EXERCISE AIM →
Quote the listing below in its entirety.

Data excerpts:
________________
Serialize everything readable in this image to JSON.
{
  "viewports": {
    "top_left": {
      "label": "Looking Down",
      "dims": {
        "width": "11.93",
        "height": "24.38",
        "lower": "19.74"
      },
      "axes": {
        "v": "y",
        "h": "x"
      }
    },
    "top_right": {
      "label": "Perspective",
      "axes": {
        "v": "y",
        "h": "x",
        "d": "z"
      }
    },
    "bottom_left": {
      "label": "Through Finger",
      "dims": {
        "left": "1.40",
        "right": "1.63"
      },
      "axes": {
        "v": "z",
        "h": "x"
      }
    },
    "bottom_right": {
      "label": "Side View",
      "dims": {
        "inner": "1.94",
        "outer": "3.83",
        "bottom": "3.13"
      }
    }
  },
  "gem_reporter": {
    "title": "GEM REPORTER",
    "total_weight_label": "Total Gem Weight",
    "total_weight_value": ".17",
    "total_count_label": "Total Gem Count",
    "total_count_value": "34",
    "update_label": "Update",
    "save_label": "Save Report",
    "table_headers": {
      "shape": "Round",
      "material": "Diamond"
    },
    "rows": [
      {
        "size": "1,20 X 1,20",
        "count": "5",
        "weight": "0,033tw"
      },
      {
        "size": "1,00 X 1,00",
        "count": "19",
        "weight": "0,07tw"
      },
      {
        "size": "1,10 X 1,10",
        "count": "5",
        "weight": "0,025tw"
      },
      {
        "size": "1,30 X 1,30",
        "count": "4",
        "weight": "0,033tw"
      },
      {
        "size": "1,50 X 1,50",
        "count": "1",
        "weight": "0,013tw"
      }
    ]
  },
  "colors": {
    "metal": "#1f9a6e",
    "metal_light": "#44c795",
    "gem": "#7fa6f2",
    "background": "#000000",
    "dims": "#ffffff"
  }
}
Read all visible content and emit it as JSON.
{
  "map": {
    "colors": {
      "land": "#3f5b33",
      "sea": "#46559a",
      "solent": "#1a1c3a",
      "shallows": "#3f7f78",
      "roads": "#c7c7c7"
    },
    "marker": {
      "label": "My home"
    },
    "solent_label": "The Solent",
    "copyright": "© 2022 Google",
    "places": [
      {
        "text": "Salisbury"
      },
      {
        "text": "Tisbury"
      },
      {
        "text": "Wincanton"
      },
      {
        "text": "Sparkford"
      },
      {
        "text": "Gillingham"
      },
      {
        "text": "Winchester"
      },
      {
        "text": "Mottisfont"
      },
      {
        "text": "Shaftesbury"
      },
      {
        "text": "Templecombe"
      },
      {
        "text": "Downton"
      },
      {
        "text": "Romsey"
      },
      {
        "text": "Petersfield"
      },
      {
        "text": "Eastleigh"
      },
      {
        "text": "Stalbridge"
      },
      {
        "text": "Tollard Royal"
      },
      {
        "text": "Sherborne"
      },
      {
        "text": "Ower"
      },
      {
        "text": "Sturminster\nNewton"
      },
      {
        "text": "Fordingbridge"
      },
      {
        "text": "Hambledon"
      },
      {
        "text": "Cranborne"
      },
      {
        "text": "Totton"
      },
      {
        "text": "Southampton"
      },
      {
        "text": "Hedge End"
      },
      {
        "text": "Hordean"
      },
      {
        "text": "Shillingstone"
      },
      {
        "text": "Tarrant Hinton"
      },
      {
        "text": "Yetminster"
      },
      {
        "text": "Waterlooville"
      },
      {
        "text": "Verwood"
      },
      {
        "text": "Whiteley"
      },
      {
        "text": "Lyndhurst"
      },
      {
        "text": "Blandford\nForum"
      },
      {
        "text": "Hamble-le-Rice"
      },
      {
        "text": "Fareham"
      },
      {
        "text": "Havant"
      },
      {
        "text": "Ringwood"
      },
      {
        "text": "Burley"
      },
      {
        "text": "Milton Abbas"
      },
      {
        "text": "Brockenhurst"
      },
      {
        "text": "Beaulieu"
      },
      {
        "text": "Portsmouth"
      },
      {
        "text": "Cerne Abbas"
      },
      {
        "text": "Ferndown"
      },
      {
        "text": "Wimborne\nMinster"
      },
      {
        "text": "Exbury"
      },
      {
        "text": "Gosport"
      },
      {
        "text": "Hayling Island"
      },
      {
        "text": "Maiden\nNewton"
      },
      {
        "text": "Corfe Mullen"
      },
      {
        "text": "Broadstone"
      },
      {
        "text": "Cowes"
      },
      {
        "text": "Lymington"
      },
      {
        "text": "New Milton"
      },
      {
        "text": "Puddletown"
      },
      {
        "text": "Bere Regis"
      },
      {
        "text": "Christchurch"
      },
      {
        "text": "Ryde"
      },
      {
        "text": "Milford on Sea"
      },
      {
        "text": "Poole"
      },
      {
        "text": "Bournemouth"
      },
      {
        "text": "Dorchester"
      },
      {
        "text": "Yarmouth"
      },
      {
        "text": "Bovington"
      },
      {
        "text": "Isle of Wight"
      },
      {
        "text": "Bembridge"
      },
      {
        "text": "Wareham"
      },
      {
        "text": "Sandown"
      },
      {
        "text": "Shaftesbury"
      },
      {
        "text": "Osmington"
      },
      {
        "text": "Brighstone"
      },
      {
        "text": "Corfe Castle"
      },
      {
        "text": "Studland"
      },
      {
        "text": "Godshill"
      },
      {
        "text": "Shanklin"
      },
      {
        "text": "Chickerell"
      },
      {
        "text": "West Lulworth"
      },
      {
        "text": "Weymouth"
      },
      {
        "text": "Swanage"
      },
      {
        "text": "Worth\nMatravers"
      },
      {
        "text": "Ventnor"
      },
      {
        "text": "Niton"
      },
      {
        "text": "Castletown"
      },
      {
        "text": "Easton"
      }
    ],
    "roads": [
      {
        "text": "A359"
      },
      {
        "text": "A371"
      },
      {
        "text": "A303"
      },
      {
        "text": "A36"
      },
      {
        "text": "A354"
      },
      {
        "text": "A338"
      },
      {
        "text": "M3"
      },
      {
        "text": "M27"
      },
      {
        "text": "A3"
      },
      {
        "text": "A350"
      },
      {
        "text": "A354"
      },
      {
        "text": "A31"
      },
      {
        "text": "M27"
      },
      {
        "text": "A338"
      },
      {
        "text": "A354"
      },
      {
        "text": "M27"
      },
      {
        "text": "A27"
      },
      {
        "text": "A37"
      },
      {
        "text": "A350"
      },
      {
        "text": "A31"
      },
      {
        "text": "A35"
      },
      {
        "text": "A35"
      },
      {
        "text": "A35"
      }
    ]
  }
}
________________
SOLUTION TO THIS TASK →
Serialize everything readable in this image to JSON.
{
  "viewports": {
    "top_left": {
      "label": "Looking Down",
      "dims": {
        "width": "11.93",
        "height": "24.38",
        "lower": "19.74"
      },
      "axes": {
        "v": "y",
        "h": "x"
      }
    },
    "top_right": {
      "label": "Perspective",
      "axes": {
        "v": "y",
        "h": "x",
        "d": "z"
      }
    },
    "bottom_left": {
      "label": "Through Finger",
      "dims": {
        "left": "1.40",
        "right": "1.63"
      },
      "axes": {
        "v": "z",
        "h": "x"
      }
    },
    "bottom_right": {
      "label": "Side View",
      "dims": {
        "inner": "1.94",
        "outer": "3.83",
        "bottom": "3.13"
      }
    }
  },
  "gem_reporter": {
    "title": "GEM REPORTER",
    "total_weight_label": "Total Gem Weight",
    "total_weight_value": ".17",
    "total_count_label": "Total Gem Count",
    "total_count_value": "34",
    "update_label": "Update",
    "save_label": "Save Report",
    "table_headers": {
      "shape": "Round",
      "material": "Diamond"
    },
    "rows": [
      {
        "size": "1,20 X 1,20",
        "count": "5",
        "weight": "0,033tw"
      },
      {
        "size": "1,00 X 1,00",
        "count": "19",
        "weight": "0,07tw"
      },
      {
        "size": "1,10 X 1,10",
        "count": "5",
        "weight": "0,025tw"
      },
      {
        "size": "1,30 X 1,30",
        "count": "4",
        "weight": "0,033tw"
      },
      {
        "size": "1,50 X 1,50",
        "count": "1",
        "weight": "0,013tw"
      }
    ]
  },
  "colors": {
    "metal": "#1f9a6e",
    "metal_light": "#44c795",
    "gem": "#7fa6f2",
    "background": "#000000",
    "dims": "#ffffff"
  }
}
Read all visible content and emit it as JSON.
{
  "map": {
    "colors": {
      "land": "#3f5b33",
      "sea": "#46559a",
      "solent": "#1a1c3a",
      "shallows": "#3f7f78",
      "roads": "#c7c7c7"
    },
    "marker": {
      "label": "My home"
    },
    "solent_label": "The Solent",
    "copyright": "© 2022 Google",
    "places": [
      {
        "text": "Salisbury"
      },
      {
        "text": "Tisbury"
      },
      {
        "text": "Wincanton"
      },
      {
        "text": "Sparkford"
      },
      {
        "text": "Gillingham"
      },
      {
        "text": "Winchester"
      },
      {
        "text": "Mottisfont"
      },
      {
        "text": "Shaftesbury"
      },
      {
        "text": "Templecombe"
      },
      {
        "text": "Downton"
      },
      {
        "text": "Romsey"
      },
      {
        "text": "Petersfield"
      },
      {
        "text": "Eastleigh"
      },
      {
        "text": "Stalbridge"
      },
      {
        "text": "Tollard Royal"
      },
      {
        "text": "Sherborne"
      },
      {
        "text": "Ower"
      },
      {
        "text": "Sturminster\nNewton"
      },
      {
        "text": "Fordingbridge"
      },
      {
        "text": "Hambledon"
      },
      {
        "text": "Cranborne"
      },
      {
        "text": "Totton"
      },
      {
        "text": "Southampton"
      },
      {
        "text": "Hedge End"
      },
      {
        "text": "Hordean"
      },
      {
        "text": "Shillingstone"
      },
      {
        "text": "Tarrant Hinton"
      },
      {
        "text": "Yetminster"
      },
      {
        "text": "Waterlooville"
      },
      {
        "text": "Verwood"
      },
      {
        "text": "Whiteley"
      },
      {
        "text": "Lyndhurst"
      },
      {
        "text": "Blandford\nForum"
      },
      {
        "text": "Hamble-le-Rice"
      },
      {
        "text": "Fareham"
      },
      {
        "text": "Havant"
      },
      {
        "text": "Ringwood"
      },
      {
        "text": "Burley"
      },
      {
        "text": "Milton Abbas"
      },
      {
        "text": "Brockenhurst"
      },
      {
        "text": "Beaulieu"
      },
      {
        "text": "Portsmouth"
      },
      {
        "text": "Cerne Abbas"
      },
      {
        "text": "Ferndown"
      },
      {
        "text": "Wimborne\nMinster"
      },
      {
        "text": "Exbury"
      },
      {
        "text": "Gosport"
      },
      {
        "text": "Hayling Island"
      },
      {
        "text": "Maiden\nNewton"
      },
      {
        "text": "Corfe Mullen"
      },
      {
        "text": "Broadstone"
      },
      {
        "text": "Cowes"
      },
      {
        "text": "Lymington"
      },
      {
        "text": "New Milton"
      },
      {
        "text": "Puddletown"
      },
      {
        "text": "Bere Regis"
      },
      {
        "text": "Christchurch"
      },
      {
        "text": "Ryde"
      },
      {
        "text": "Milford on Sea"
      },
      {
        "text": "Poole"
      },
      {
        "text": "Bournemouth"
      },
      {
        "text": "Dorchester"
      },
      {
        "text": "Yarmouth"
      },
      {
        "text": "Bovington"
      },
      {
        "text": "Isle of Wight"
      },
      {
        "text": "Bembridge"
      },
      {
        "text": "Wareham"
      },
      {
        "text": "Sandown"
      },
      {
        "text": "Shaftesbury"
      },
      {
        "text": "Osmington"
      },
      {
        "text": "Brighstone"
      },
      {
        "text": "Corfe Castle"
      },
      {
        "text": "Studland"
      },
      {
        "text": "Godshill"
      },
      {
        "text": "Shanklin"
      },
      {
        "text": "Chickerell"
      },
      {
        "text": "West Lulworth"
      },
      {
        "text": "Weymouth"
      },
      {
        "text": "Swanage"
      },
      {
        "text": "Worth\nMatravers"
      },
      {
        "text": "Ventnor"
      },
      {
        "text": "Niton"
      },
      {
        "text": "Castletown"
      },
      {
        "text": "Easton"
      }
    ],
    "roads": [
      {
        "text": "A359"
      },
      {
        "text": "A371"
      },
      {
        "text": "A303"
      },
      {
        "text": "A36"
      },
      {
        "text": "A354"
      },
      {
        "text": "A338"
      },
      {
        "text": "M3"
      },
      {
        "text": "M27"
      },
      {
        "text": "A3"
      },
      {
        "text": "A350"
      },
      {
        "text": "A354"
      },
      {
        "text": "A31"
      },
      {
        "text": "M27"
      },
      {
        "text": "A338"
      },
      {
        "text": "A354"
      },
      {
        "text": "M27"
      },
      {
        "text": "A27"
      },
      {
        "text": "A37"
      },
      {
        "text": "A350"
      },
      {
        "text": "A31"
      },
      {
        "text": "A35"
      },
      {
        "text": "A35"
      },
      {
        "text": "A35"
      }
    ]
  }
}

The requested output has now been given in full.